***** Source records *****
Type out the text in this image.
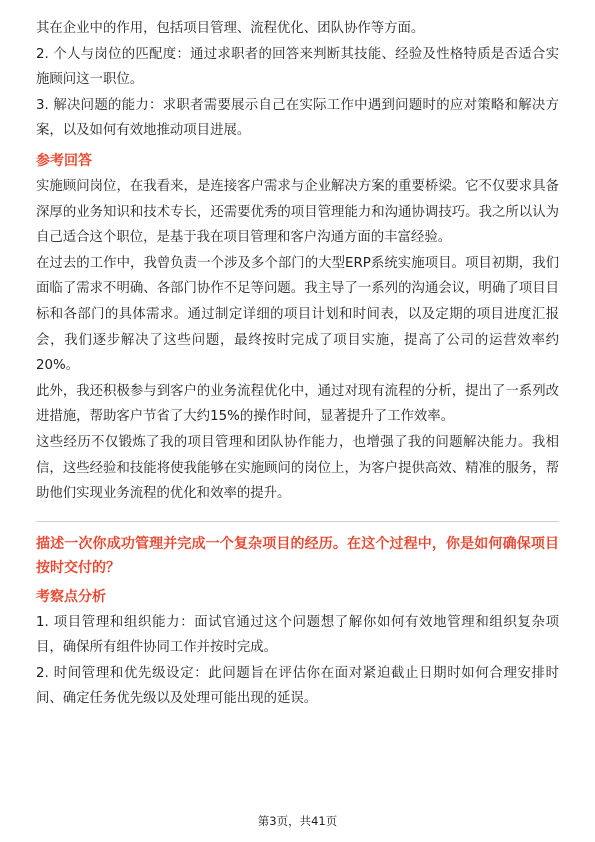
其在企业中的作用，包括项目管理、流程优化、团队协作等方面。

2. 个人与岗位的匹配度：通过求职者的回答来判断其技能、经验及性格特质是否适合实施顾问这一职位。

3. 解决问题的能力：求职者需要展示自己在实际工作中遇到问题时的应对策略和解决方案，以及如何有效地推动项目进展。

参考回答

实施顾问岗位，在我看来，是连接客户需求与企业解决方案的重要桥梁。它不仅要求具备深厚的业务知识和技术专长，还需要优秀的项目管理能力和沟通协调技巧。我之所以认为自己适合这个职位，是基于我在项目管理和客户沟通方面的丰富经验。

在过去的工作中，我曾负责一个涉及多个部门的大型ERP系统实施项目。项目初期，我们面临了需求不明确、各部门协作不足等问题。我主导了一系列的沟通会议，明确了项目目标和各部门的具体需求。通过制定详细的项目计划和时间表，以及定期的项目进度汇报会，我们逐步解决了这些问题，最终按时完成了项目实施，提高了公司的运营效率约20%。

此外，我还积极参与到客户的业务流程优化中，通过对现有流程的分析，提出了一系列改进措施，帮助客户节省了大约15%的操作时间，显著提升了工作效率。

这些经历不仅锻炼了我的项目管理和团队协作能力，也增强了我的问题解决能力。我相信，这些经验和技能将使我能够在实施顾问的岗位上，为客户提供高效、精准的服务，帮助他们实现业务流程的优化和效率的提升。

描述一次你成功管理并完成一个复杂项目的经历。在这个过程中，你是如何确保项目按时交付的？

考察点分析

1. 项目管理和组织能力：面试官通过这个问题想了解你如何有效地管理和组织复杂项目，确保所有组件协同工作并按时完成。

2. 时间管理和优先级设定：此问题旨在评估你在面对紧迫截止日期时如何合理安排时间、确定任务优先级以及处理可能出现的延误。

第3页，共41页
*****
What you will do: Give every line above again exactly, with no pictures.

Output:
Type out the text in this image.
其在企业中的作用，包括项目管理、流程优化、团队协作等方面。

2. 个人与岗位的匹配度：通过求职者的回答来判断其技能、经验及性格特质是否适合实施顾问这一职位。

3. 解决问题的能力：求职者需要展示自己在实际工作中遇到问题时的应对策略和解决方案，以及如何有效地推动项目进展。

参考回答

实施顾问岗位，在我看来，是连接客户需求与企业解决方案的重要桥梁。它不仅要求具备深厚的业务知识和技术专长，还需要优秀的项目管理能力和沟通协调技巧。我之所以认为自己适合这个职位，是基于我在项目管理和客户沟通方面的丰富经验。

在过去的工作中，我曾负责一个涉及多个部门的大型ERP系统实施项目。项目初期，我们面临了需求不明确、各部门协作不足等问题。我主导了一系列的沟通会议，明确了项目目标和各部门的具体需求。通过制定详细的项目计划和时间表，以及定期的项目进度汇报会，我们逐步解决了这些问题，最终按时完成了项目实施，提高了公司的运营效率约20%。

此外，我还积极参与到客户的业务流程优化中，通过对现有流程的分析，提出了一系列改进措施，帮助客户节省了大约15%的操作时间，显著提升了工作效率。

这些经历不仅锻炼了我的项目管理和团队协作能力，也增强了我的问题解决能力。我相信，这些经验和技能将使我能够在实施顾问的岗位上，为客户提供高效、精准的服务，帮助他们实现业务流程的优化和效率的提升。

描述一次你成功管理并完成一个复杂项目的经历。在这个过程中，你是如何确保项目按时交付的？

考察点分析

1. 项目管理和组织能力：面试官通过这个问题想了解你如何有效地管理和组织复杂项目，确保所有组件协同工作并按时完成。

2. 时间管理和优先级设定：此问题旨在评估你在面对紧迫截止日期时如何合理安排时间、确定任务优先级以及处理可能出现的延误。

第3页，共41页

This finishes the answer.